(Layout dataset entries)
***

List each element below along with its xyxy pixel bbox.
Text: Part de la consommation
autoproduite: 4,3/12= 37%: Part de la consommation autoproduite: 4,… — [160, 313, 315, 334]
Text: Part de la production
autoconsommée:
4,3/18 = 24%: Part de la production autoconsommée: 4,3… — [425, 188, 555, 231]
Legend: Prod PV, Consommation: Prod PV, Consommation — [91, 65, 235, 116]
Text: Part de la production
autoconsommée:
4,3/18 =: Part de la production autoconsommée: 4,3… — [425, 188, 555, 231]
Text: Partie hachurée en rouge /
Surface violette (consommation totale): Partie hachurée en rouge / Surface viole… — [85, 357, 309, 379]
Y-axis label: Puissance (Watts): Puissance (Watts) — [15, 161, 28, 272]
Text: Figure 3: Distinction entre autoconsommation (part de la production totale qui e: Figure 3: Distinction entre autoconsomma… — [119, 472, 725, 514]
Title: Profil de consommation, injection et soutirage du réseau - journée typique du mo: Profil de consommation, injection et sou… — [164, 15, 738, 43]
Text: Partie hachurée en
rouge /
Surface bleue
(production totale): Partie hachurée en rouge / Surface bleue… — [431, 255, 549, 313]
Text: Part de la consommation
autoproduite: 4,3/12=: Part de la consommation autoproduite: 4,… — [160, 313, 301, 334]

***

• [WHAT YOU WILL DO]
Return the lines of the records verbatim, beginning with the first line and ending with the line that contains "Y-axis label: Puissance", including both.

• [ANSWER FOR THE TASK]
List each element below along with its xyxy pixel bbox.
Text: Part de la consommation
autoproduite: 4,3/12= 37%: Part de la consommation autoproduite: 4,… — [160, 313, 315, 334]
Text: Part de la production
autoconsommée:
4,3/18 = 24%: Part de la production autoconsommée: 4,3… — [425, 188, 555, 231]
Legend: Prod PV, Consommation: Prod PV, Consommation — [91, 65, 235, 116]
Text: Part de la production
autoconsommée:
4,3/18 =: Part de la production autoconsommée: 4,3… — [425, 188, 555, 231]
Text: Partie hachurée en rouge /
Surface violette (consommation totale): Partie hachurée en rouge / Surface viole… — [85, 357, 309, 379]
Y-axis label: Puissance (Watts): Puissance (Watts) — [15, 161, 28, 272]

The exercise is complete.